**Data shown**:
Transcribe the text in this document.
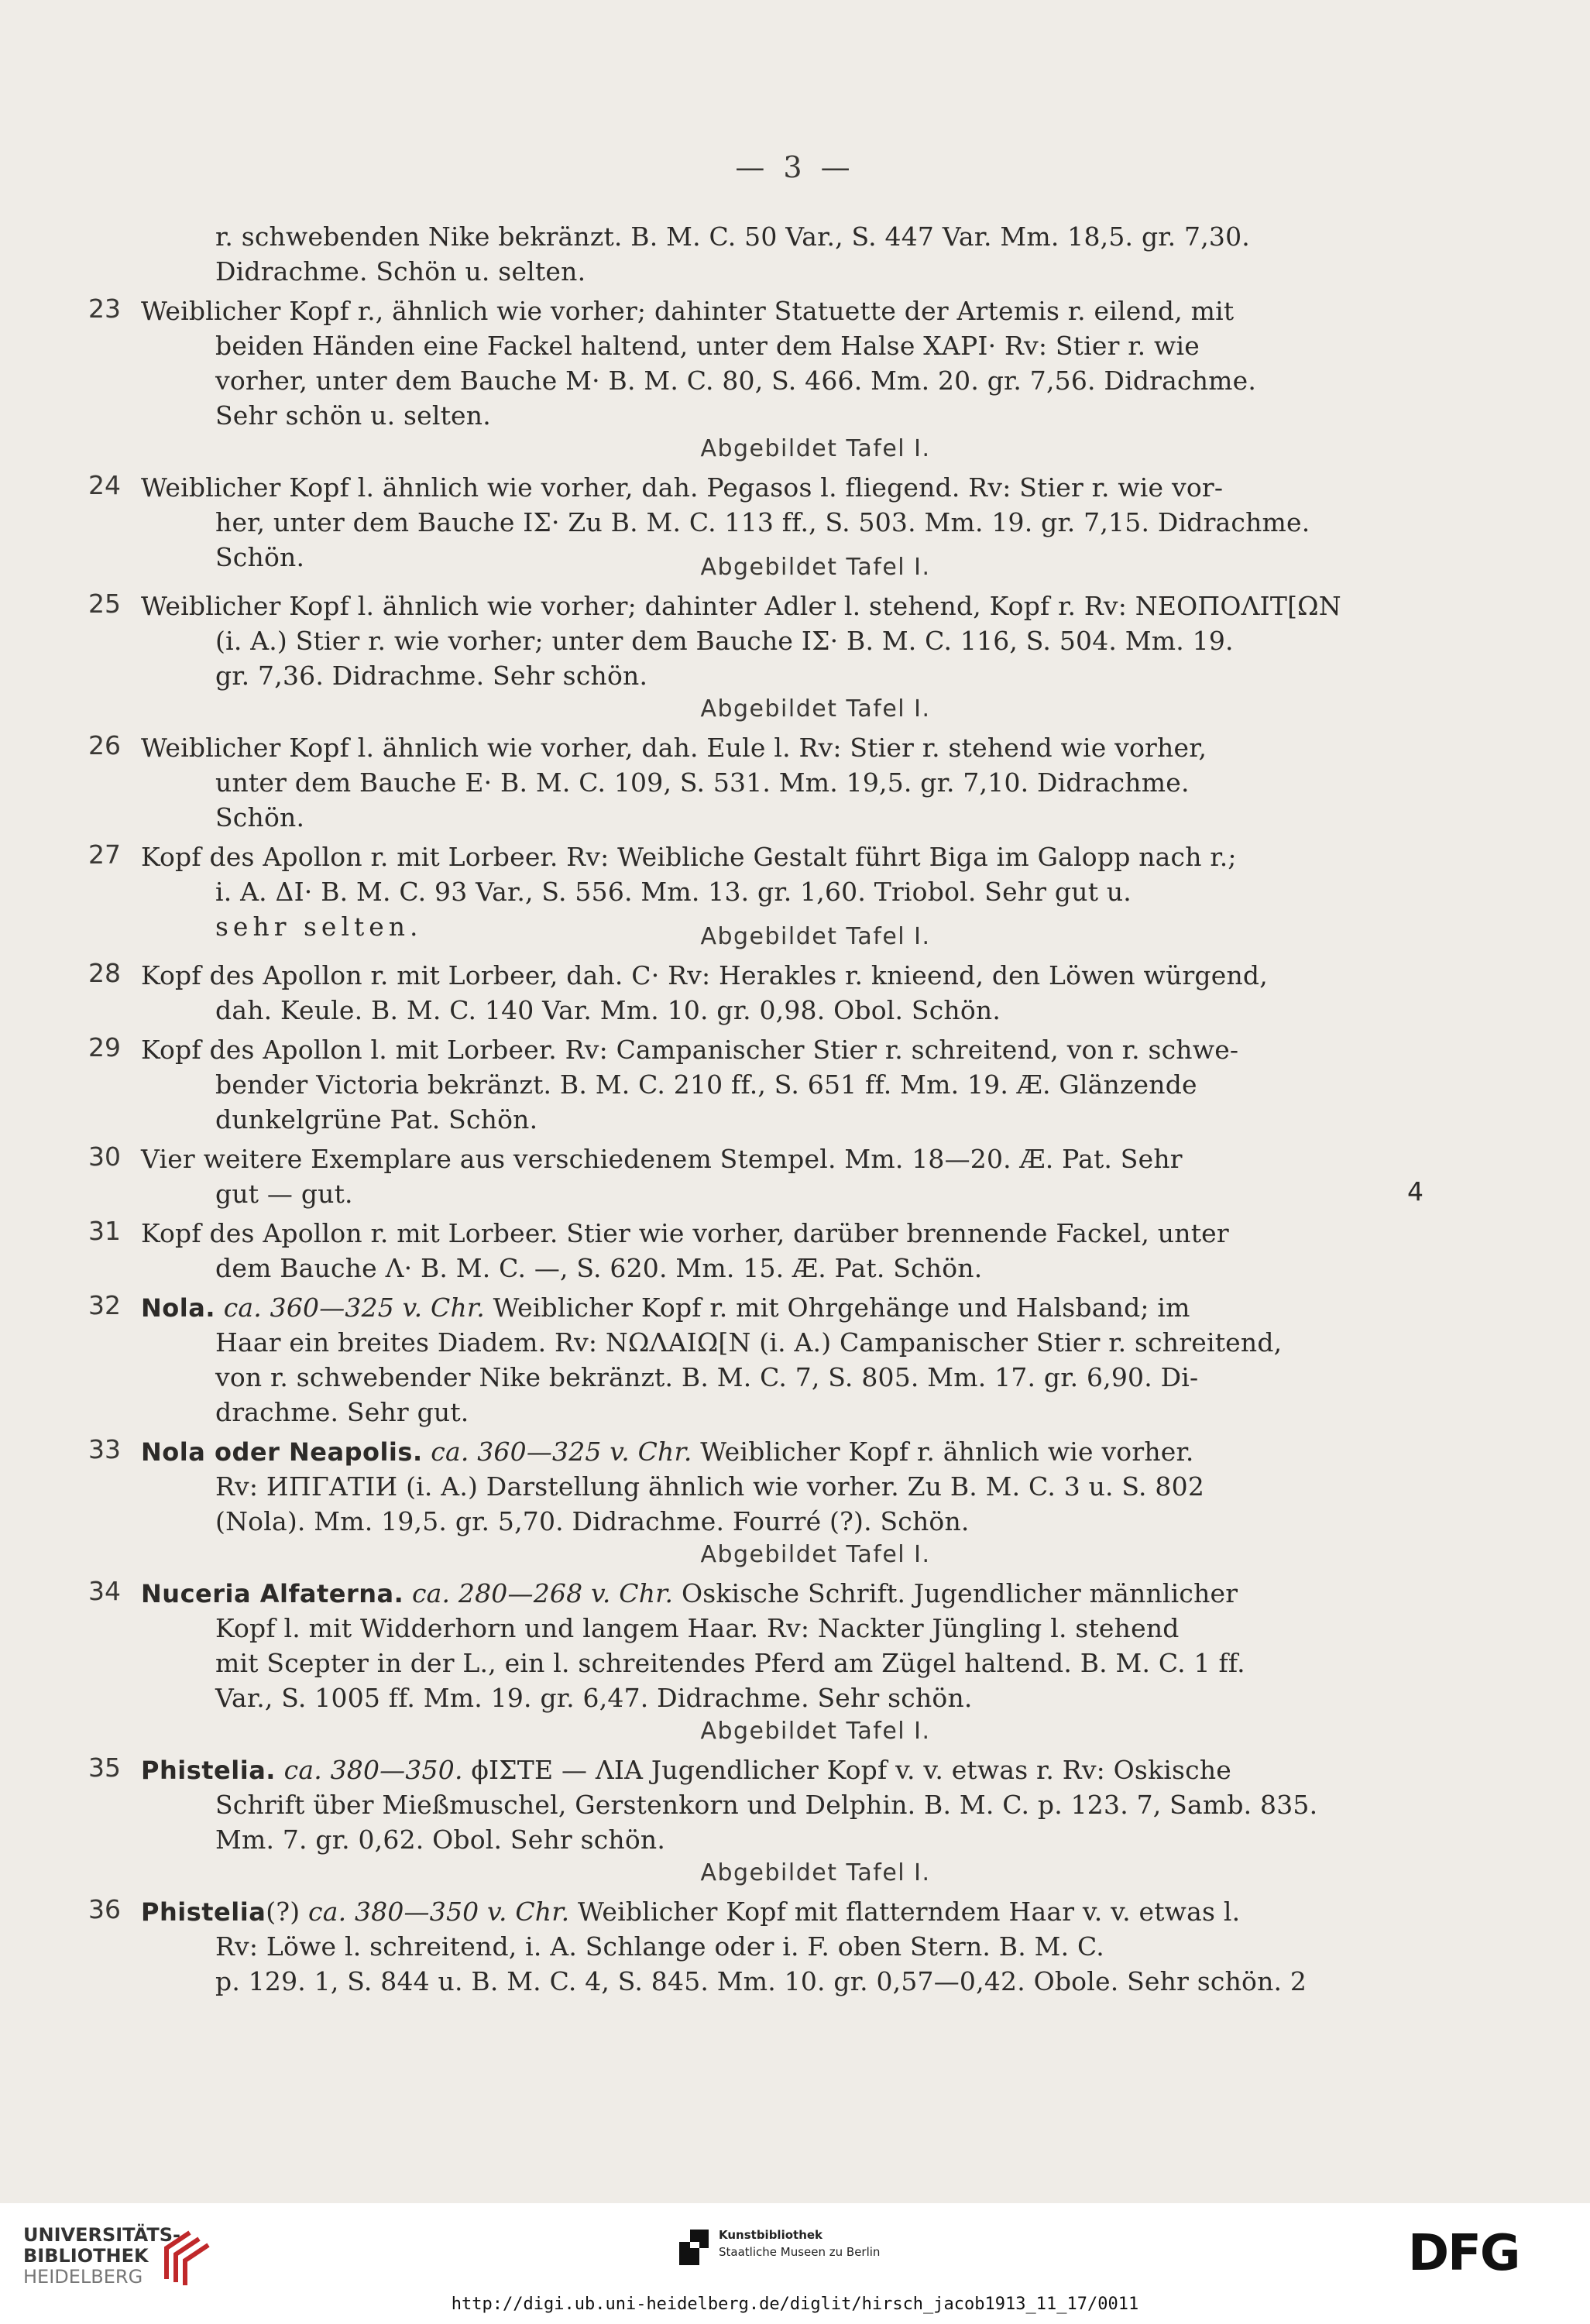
— 3 —
r. schwebenden Nike bekränzt. B. M. C. 50 Var., S. 447 Var. Mm. 18,5. gr. 7,30.
Didrachme. Schön u. selten.
23 Weiblicher Kopf r., ähnlich wie vorher; dahinter Statuette der Artemis r. eilend, mit
beiden Händen eine Fackel haltend, unter dem Halse ΧΑΡΙ· Rv: Stier r. wie
vorher, unter dem Bauche Μ· B. M. C. 80, S. 466. Mm. 20. gr. 7,56. Didrachme.
Sehr schön u. selten.
Abgebildet Tafel I.
24 Weiblicher Kopf l. ähnlich wie vorher, dah. Pegasos l. fliegend. Rv: Stier r. wie vor-
her, unter dem Bauche ΙΣ· Zu B. M. C. 113 ff., S. 503. Mm. 19. gr. 7,15. Didrachme.
Schön.	Abgebildet Tafel I.
25 Weiblicher Kopf l. ähnlich wie vorher; dahinter Adler l. stehend, Kopf r. Rv: ΝΕΟΠΟΛΙΤ[ΩΝ
(i. A.) Stier r. wie vorher; unter dem Bauche ΙΣ· B. M. C. 116, S. 504. Mm. 19.
gr. 7,36. Didrachme. Sehr schön.
Abgebildet Tafel I.
26 Weiblicher Kopf l. ähnlich wie vorher, dah. Eule l. Rv: Stier r. stehend wie vorher,
unter dem Bauche Ε· B. M. C. 109, S. 531. Mm. 19,5. gr. 7,10. Didrachme.
Schön.
27 Kopf des Apollon r. mit Lorbeer. Rv: Weibliche Gestalt führt Biga im Galopp nach r.;
i. A. ΔΙ· B. M. C. 93 Var., S. 556. Mm. 13. gr. 1,60. Triobol. Sehr gut u.
sehr selten.	Abgebildet Tafel I.
28 Kopf des Apollon r. mit Lorbeer, dah. Ϲ· Rv: Herakles r. knieend, den Löwen würgend,
dah. Keule. B. M. C. 140 Var. Mm. 10. gr. 0,98. Obol. Schön.
29 Kopf des Apollon l. mit Lorbeer. Rv: Campanischer Stier r. schreitend, von r. schwe-
bender Victoria bekränzt. B. M. C. 210 ff., S. 651 ff. Mm. 19. Æ. Glänzende
dunkelgrüne Pat. Schön.
30 Vier weitere Exemplare aus verschiedenem Stempel. Mm. 18—20. Æ. Pat. Sehr
gut — gut.	4
31 Kopf des Apollon r. mit Lorbeer. Stier wie vorher, darüber brennende Fackel, unter
dem Bauche Λ· B. M. C. —, S. 620. Mm. 15. Æ. Pat. Schön.
32 Nola. ca. 360—325 v. Chr. Weiblicher Kopf r. mit Ohrgehänge und Halsband; im
Haar ein breites Diadem. Rv: ΝΩΛΑΙΩ[Ν (i. A.) Campanischer Stier r. schreitend,
von r. schwebender Nike bekränzt. B. M. C. 7, S. 805. Mm. 17. gr. 6,90. Di-
drachme. Sehr gut.
33 Nola oder Neapolis. ca. 360—325 v. Chr. Weiblicher Kopf r. ähnlich wie vorher.
Rv: ИΠΓΑΤΙИ (i. A.) Darstellung ähnlich wie vorher. Zu B. M. C. 3 u. S. 802
(Nola). Mm. 19,5. gr. 5,70. Didrachme. Fourré (?). Schön.
Abgebildet Tafel I.
34 Nuceria Alfaterna. ca. 280—268 v. Chr. Oskische Schrift. Jugendlicher männlicher
Kopf l. mit Widderhorn und langem Haar. Rv: Nackter Jüngling l. stehend
mit Scepter in der L., ein l. schreitendes Pferd am Zügel haltend. B. M. C. 1 ff.
Var., S. 1005 ff. Mm. 19. gr. 6,47. Didrachme. Sehr schön.
Abgebildet Tafel I.
35 Phistelia. ca. 380—350. ϕΙΣΤΕ — ΛΙΑ Jugendlicher Kopf v. v. etwas r. Rv: Oskische
Schrift über Mießmuschel, Gerstenkorn und Delphin. B. M. C. p. 123. 7, Samb. 835.
Mm. 7. gr. 0,62. Obol. Sehr schön.
Abgebildet Tafel I.
36 Phistelia(?) ca. 380—350 v. Chr. Weiblicher Kopf mit flatterndem Haar v. v. etwas l.
Rv: Löwe l. schreitend, i. A. Schlange oder i. F. oben Stern. B. M. C.
p. 129. 1, S. 844 u. B. M. C. 4, S. 845. Mm. 10. gr. 0,57—0,42. Obole. Sehr schön. 2
UNIVERSITÄTS-
BIBLIOTHEK
HEIDELBERG
Kunstbibliothek
Staatliche Museen zu Berlin	DFG
http://digi.ub.uni-heidelberg.de/diglit/hirsch_jacob1913_11_17/0011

**Your goal**:
State the number of lines in the records that include "etwas", and write nothing else.

**Solution to the problem**:
2